## STATED GOAL
In the following material, identify every line holding the string "AFRICA" and return it.

## THE INPUT
==*==

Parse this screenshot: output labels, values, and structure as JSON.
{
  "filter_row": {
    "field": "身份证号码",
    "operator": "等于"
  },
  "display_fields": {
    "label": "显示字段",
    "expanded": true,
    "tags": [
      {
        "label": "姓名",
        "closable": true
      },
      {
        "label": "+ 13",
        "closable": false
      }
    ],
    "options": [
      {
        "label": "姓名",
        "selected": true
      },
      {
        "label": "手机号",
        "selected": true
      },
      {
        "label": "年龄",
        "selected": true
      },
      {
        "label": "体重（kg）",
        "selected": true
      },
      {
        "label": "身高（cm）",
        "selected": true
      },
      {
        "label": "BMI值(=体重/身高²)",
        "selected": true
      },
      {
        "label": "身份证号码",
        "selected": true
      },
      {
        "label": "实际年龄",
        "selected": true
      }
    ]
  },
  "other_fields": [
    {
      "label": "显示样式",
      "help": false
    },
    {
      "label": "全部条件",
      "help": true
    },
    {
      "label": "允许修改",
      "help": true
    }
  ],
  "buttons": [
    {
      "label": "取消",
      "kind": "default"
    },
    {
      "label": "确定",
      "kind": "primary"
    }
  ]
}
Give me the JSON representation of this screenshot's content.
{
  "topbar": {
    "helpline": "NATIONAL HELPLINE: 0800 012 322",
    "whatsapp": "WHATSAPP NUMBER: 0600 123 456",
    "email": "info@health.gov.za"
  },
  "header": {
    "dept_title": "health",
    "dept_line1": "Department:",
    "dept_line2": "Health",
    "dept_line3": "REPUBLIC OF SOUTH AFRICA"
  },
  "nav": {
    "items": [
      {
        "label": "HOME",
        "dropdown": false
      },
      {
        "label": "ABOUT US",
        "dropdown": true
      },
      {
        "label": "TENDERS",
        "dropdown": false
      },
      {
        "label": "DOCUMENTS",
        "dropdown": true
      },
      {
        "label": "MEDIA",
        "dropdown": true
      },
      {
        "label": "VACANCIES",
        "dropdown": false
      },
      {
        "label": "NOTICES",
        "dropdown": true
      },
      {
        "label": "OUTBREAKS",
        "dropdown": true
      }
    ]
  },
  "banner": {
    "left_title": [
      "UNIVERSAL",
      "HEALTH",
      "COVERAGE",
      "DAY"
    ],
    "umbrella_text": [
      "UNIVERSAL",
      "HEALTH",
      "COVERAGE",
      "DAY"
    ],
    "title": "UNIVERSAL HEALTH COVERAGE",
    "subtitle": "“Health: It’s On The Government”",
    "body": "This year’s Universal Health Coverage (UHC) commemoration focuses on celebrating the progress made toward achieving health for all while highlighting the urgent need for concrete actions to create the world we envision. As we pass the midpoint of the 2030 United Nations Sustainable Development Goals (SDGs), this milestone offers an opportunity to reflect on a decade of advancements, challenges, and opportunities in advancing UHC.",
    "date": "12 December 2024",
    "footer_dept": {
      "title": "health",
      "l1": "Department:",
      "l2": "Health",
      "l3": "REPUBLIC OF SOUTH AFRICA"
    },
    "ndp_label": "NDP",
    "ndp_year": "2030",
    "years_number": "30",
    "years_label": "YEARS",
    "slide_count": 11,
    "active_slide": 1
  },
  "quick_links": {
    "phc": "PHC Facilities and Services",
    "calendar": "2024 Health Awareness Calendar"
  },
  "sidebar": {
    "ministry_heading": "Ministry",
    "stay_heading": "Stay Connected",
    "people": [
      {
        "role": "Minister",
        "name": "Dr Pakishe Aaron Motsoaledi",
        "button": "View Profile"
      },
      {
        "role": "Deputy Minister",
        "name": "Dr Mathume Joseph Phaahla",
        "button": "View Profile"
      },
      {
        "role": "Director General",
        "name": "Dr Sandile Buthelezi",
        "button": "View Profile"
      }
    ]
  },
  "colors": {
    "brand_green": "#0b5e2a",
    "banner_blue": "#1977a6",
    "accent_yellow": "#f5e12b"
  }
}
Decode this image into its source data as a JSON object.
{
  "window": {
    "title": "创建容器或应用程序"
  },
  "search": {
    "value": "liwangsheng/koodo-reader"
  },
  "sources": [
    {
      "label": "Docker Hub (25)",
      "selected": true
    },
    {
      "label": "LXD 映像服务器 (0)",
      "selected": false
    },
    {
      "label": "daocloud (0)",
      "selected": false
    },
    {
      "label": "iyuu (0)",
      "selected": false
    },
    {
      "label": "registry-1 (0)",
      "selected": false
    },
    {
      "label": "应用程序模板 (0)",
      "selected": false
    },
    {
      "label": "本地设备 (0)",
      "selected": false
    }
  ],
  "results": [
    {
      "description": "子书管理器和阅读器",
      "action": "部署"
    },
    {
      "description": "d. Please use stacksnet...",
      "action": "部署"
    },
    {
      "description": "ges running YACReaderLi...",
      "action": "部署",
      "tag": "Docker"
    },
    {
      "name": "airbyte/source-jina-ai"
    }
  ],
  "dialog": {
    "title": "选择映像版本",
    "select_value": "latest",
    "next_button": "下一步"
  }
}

==*==

## EXERCISE OUTPUT
    "dept_line3": "REPUBLIC OF SOUTH AFRICA"
      "l3": "REPUBLIC OF SOUTH AFRICA"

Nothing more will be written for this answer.